> PROVIDED RECORDS
#####
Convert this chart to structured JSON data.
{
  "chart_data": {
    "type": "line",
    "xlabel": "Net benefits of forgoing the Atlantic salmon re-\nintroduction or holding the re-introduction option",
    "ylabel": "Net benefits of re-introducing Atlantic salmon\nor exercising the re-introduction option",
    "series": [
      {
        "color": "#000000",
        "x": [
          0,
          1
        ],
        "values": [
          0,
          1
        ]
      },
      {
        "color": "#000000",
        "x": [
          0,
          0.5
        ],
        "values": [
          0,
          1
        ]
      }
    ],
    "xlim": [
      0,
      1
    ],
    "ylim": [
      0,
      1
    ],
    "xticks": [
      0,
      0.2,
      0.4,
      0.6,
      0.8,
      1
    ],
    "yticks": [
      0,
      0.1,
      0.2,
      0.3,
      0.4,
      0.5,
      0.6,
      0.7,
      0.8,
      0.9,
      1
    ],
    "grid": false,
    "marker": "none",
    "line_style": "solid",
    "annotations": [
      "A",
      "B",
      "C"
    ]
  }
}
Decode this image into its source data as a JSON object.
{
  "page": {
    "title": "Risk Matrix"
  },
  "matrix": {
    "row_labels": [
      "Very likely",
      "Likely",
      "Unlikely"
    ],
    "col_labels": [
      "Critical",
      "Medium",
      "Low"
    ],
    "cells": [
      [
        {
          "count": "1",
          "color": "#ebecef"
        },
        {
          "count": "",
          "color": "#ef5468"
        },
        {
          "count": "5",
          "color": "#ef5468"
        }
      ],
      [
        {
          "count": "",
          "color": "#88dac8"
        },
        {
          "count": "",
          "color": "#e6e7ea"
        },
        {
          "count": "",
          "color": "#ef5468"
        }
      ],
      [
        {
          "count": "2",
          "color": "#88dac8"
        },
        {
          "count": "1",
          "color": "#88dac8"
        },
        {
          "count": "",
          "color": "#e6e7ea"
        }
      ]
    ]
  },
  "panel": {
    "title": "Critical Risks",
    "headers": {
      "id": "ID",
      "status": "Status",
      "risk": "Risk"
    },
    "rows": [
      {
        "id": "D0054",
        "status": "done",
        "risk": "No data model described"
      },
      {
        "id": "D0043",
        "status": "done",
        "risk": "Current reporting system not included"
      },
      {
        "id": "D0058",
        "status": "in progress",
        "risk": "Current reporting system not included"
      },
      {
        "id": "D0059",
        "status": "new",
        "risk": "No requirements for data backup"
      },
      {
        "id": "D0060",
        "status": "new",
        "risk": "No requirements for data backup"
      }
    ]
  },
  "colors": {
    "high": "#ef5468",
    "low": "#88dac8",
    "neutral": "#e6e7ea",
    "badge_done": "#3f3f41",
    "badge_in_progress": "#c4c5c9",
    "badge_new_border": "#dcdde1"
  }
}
#####
> WHAT THIS TASK INVOLVES
Write out the entries in full, exactly as given.

> WRITTEN ANSWER
Convert this chart to structured JSON data.
{
  "chart_data": {
    "type": "line",
    "xlabel": "Net benefits of forgoing the Atlantic salmon re-\nintroduction or holding the re-introduction option",
    "ylabel": "Net benefits of re-introducing Atlantic salmon\nor exercising the re-introduction option",
    "series": [
      {
        "color": "#000000",
        "x": [
          0,
          1
        ],
        "values": [
          0,
          1
        ]
      },
      {
        "color": "#000000",
        "x": [
          0,
          0.5
        ],
        "values": [
          0,
          1
        ]
      }
    ],
    "xlim": [
      0,
      1
    ],
    "ylim": [
      0,
      1
    ],
    "xticks": [
      0,
      0.2,
      0.4,
      0.6,
      0.8,
      1
    ],
    "yticks": [
      0,
      0.1,
      0.2,
      0.3,
      0.4,
      0.5,
      0.6,
      0.7,
      0.8,
      0.9,
      1
    ],
    "grid": false,
    "marker": "none",
    "line_style": "solid",
    "annotations": [
      "A",
      "B",
      "C"
    ]
  }
}
Decode this image into its source data as a JSON object.
{
  "page": {
    "title": "Risk Matrix"
  },
  "matrix": {
    "row_labels": [
      "Very likely",
      "Likely",
      "Unlikely"
    ],
    "col_labels": [
      "Critical",
      "Medium",
      "Low"
    ],
    "cells": [
      [
        {
          "count": "1",
          "color": "#ebecef"
        },
        {
          "count": "",
          "color": "#ef5468"
        },
        {
          "count": "5",
          "color": "#ef5468"
        }
      ],
      [
        {
          "count": "",
          "color": "#88dac8"
        },
        {
          "count": "",
          "color": "#e6e7ea"
        },
        {
          "count": "",
          "color": "#ef5468"
        }
      ],
      [
        {
          "count": "2",
          "color": "#88dac8"
        },
        {
          "count": "1",
          "color": "#88dac8"
        },
        {
          "count": "",
          "color": "#e6e7ea"
        }
      ]
    ]
  },
  "panel": {
    "title": "Critical Risks",
    "headers": {
      "id": "ID",
      "status": "Status",
      "risk": "Risk"
    },
    "rows": [
      {
        "id": "D0054",
        "status": "done",
        "risk": "No data model described"
      },
      {
        "id": "D0043",
        "status": "done",
        "risk": "Current reporting system not included"
      },
      {
        "id": "D0058",
        "status": "in progress",
        "risk": "Current reporting system not included"
      },
      {
        "id": "D0059",
        "status": "new",
        "risk": "No requirements for data backup"
      },
      {
        "id": "D0060",
        "status": "new",
        "risk": "No requirements for data backup"
      }
    ]
  },
  "colors": {
    "high": "#ef5468",
    "low": "#88dac8",
    "neutral": "#e6e7ea",
    "badge_done": "#3f3f41",
    "badge_in_progress": "#c4c5c9",
    "badge_new_border": "#dcdde1"
  }
}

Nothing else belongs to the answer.